[Aim]:
Without omitting anything, return the records precisely as given.

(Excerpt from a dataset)
/---

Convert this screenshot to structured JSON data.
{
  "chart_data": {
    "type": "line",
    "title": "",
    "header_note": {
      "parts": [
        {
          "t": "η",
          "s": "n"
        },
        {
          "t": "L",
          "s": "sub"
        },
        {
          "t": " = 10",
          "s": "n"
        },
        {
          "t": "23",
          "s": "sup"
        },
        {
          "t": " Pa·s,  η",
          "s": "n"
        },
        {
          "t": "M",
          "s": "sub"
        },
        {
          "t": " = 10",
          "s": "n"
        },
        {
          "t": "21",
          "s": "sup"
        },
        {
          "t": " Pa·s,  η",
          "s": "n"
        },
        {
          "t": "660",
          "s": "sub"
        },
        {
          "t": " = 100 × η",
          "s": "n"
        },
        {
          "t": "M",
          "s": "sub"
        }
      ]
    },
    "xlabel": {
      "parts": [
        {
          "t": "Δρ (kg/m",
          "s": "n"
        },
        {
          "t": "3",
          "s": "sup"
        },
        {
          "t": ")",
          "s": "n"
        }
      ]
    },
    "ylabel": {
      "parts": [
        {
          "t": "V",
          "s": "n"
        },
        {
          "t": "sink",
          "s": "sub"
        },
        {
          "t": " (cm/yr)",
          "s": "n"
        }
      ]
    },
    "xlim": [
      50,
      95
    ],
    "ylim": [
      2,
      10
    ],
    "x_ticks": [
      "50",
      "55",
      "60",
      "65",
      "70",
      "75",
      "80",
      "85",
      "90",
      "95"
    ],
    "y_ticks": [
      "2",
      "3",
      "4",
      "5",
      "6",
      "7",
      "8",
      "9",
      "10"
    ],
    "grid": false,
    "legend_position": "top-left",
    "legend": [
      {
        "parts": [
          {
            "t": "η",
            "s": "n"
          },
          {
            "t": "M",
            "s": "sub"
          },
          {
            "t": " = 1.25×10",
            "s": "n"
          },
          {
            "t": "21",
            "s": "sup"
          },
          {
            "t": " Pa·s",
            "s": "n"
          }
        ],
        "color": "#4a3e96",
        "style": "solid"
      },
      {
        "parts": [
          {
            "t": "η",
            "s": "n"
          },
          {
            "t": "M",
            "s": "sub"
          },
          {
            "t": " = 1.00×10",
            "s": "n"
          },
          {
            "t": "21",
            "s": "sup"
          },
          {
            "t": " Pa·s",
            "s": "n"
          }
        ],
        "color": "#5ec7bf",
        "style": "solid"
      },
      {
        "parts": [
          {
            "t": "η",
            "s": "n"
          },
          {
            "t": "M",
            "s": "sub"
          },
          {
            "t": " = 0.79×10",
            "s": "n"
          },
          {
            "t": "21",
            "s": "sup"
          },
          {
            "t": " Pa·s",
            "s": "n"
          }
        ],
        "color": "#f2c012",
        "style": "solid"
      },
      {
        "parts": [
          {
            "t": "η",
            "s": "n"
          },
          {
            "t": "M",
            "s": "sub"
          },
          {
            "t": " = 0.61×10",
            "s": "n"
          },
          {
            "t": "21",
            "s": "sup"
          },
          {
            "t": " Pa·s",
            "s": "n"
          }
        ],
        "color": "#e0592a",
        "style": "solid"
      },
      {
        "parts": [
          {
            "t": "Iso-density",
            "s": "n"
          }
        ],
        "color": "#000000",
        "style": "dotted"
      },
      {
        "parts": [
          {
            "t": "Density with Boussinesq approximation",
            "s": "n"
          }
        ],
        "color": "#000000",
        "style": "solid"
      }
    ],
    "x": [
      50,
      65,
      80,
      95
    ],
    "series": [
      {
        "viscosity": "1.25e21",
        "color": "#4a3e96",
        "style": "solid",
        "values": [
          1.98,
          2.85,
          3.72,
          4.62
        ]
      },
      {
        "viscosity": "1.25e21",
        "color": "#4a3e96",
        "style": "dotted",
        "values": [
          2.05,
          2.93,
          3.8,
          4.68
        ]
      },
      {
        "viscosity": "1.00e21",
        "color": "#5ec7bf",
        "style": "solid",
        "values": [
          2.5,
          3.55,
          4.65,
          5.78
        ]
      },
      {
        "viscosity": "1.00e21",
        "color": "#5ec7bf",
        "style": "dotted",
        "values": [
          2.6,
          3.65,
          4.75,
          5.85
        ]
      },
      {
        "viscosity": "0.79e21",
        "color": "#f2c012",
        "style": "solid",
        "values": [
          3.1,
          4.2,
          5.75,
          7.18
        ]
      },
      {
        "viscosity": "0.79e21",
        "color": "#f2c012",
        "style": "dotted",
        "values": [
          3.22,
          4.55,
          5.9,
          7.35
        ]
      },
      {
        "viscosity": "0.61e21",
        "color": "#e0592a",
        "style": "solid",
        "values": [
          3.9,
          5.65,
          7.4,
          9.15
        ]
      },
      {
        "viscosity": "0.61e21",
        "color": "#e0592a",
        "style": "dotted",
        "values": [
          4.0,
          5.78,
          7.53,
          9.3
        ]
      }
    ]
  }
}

\---

[Written response]:
Convert this screenshot to structured JSON data.
{
  "chart_data": {
    "type": "line",
    "title": "",
    "header_note": {
      "parts": [
        {
          "t": "η",
          "s": "n"
        },
        {
          "t": "L",
          "s": "sub"
        },
        {
          "t": " = 10",
          "s": "n"
        },
        {
          "t": "23",
          "s": "sup"
        },
        {
          "t": " Pa·s,  η",
          "s": "n"
        },
        {
          "t": "M",
          "s": "sub"
        },
        {
          "t": " = 10",
          "s": "n"
        },
        {
          "t": "21",
          "s": "sup"
        },
        {
          "t": " Pa·s,  η",
          "s": "n"
        },
        {
          "t": "660",
          "s": "sub"
        },
        {
          "t": " = 100 × η",
          "s": "n"
        },
        {
          "t": "M",
          "s": "sub"
        }
      ]
    },
    "xlabel": {
      "parts": [
        {
          "t": "Δρ (kg/m",
          "s": "n"
        },
        {
          "t": "3",
          "s": "sup"
        },
        {
          "t": ")",
          "s": "n"
        }
      ]
    },
    "ylabel": {
      "parts": [
        {
          "t": "V",
          "s": "n"
        },
        {
          "t": "sink",
          "s": "sub"
        },
        {
          "t": " (cm/yr)",
          "s": "n"
        }
      ]
    },
    "xlim": [
      50,
      95
    ],
    "ylim": [
      2,
      10
    ],
    "x_ticks": [
      "50",
      "55",
      "60",
      "65",
      "70",
      "75",
      "80",
      "85",
      "90",
      "95"
    ],
    "y_ticks": [
      "2",
      "3",
      "4",
      "5",
      "6",
      "7",
      "8",
      "9",
      "10"
    ],
    "grid": false,
    "legend_position": "top-left",
    "legend": [
      {
        "parts": [
          {
            "t": "η",
            "s": "n"
          },
          {
            "t": "M",
            "s": "sub"
          },
          {
            "t": " = 1.25×10",
            "s": "n"
          },
          {
            "t": "21",
            "s": "sup"
          },
          {
            "t": " Pa·s",
            "s": "n"
          }
        ],
        "color": "#4a3e96",
        "style": "solid"
      },
      {
        "parts": [
          {
            "t": "η",
            "s": "n"
          },
          {
            "t": "M",
            "s": "sub"
          },
          {
            "t": " = 1.00×10",
            "s": "n"
          },
          {
            "t": "21",
            "s": "sup"
          },
          {
            "t": " Pa·s",
            "s": "n"
          }
        ],
        "color": "#5ec7bf",
        "style": "solid"
      },
      {
        "parts": [
          {
            "t": "η",
            "s": "n"
          },
          {
            "t": "M",
            "s": "sub"
          },
          {
            "t": " = 0.79×10",
            "s": "n"
          },
          {
            "t": "21",
            "s": "sup"
          },
          {
            "t": " Pa·s",
            "s": "n"
          }
        ],
        "color": "#f2c012",
        "style": "solid"
      },
      {
        "parts": [
          {
            "t": "η",
            "s": "n"
          },
          {
            "t": "M",
            "s": "sub"
          },
          {
            "t": " = 0.61×10",
            "s": "n"
          },
          {
            "t": "21",
            "s": "sup"
          },
          {
            "t": " Pa·s",
            "s": "n"
          }
        ],
        "color": "#e0592a",
        "style": "solid"
      },
      {
        "parts": [
          {
            "t": "Iso-density",
            "s": "n"
          }
        ],
        "color": "#000000",
        "style": "dotted"
      },
      {
        "parts": [
          {
            "t": "Density with Boussinesq approximation",
            "s": "n"
          }
        ],
        "color": "#000000",
        "style": "solid"
      }
    ],
    "x": [
      50,
      65,
      80,
      95
    ],
    "series": [
      {
        "viscosity": "1.25e21",
        "color": "#4a3e96",
        "style": "solid",
        "values": [
          1.98,
          2.85,
          3.72,
          4.62
        ]
      },
      {
        "viscosity": "1.25e21",
        "color": "#4a3e96",
        "style": "dotted",
        "values": [
          2.05,
          2.93,
          3.8,
          4.68
        ]
      },
      {
        "viscosity": "1.00e21",
        "color": "#5ec7bf",
        "style": "solid",
        "values": [
          2.5,
          3.55,
          4.65,
          5.78
        ]
      },
      {
        "viscosity": "1.00e21",
        "color": "#5ec7bf",
        "style": "dotted",
        "values": [
          2.6,
          3.65,
          4.75,
          5.85
        ]
      },
      {
        "viscosity": "0.79e21",
        "color": "#f2c012",
        "style": "solid",
        "values": [
          3.1,
          4.2,
          5.75,
          7.18
        ]
      },
      {
        "viscosity": "0.79e21",
        "color": "#f2c012",
        "style": "dotted",
        "values": [
          3.22,
          4.55,
          5.9,
          7.35
        ]
      },
      {
        "viscosity": "0.61e21",
        "color": "#e0592a",
        "style": "solid",
        "values": [
          3.9,
          5.65,
          7.4,
          9.15
        ]
      },
      {
        "viscosity": "0.61e21",
        "color": "#e0592a",
        "style": "dotted",
        "values": [
          4.0,
          5.78,
          7.53,
          9.3
        ]
      }
    ]
  }
}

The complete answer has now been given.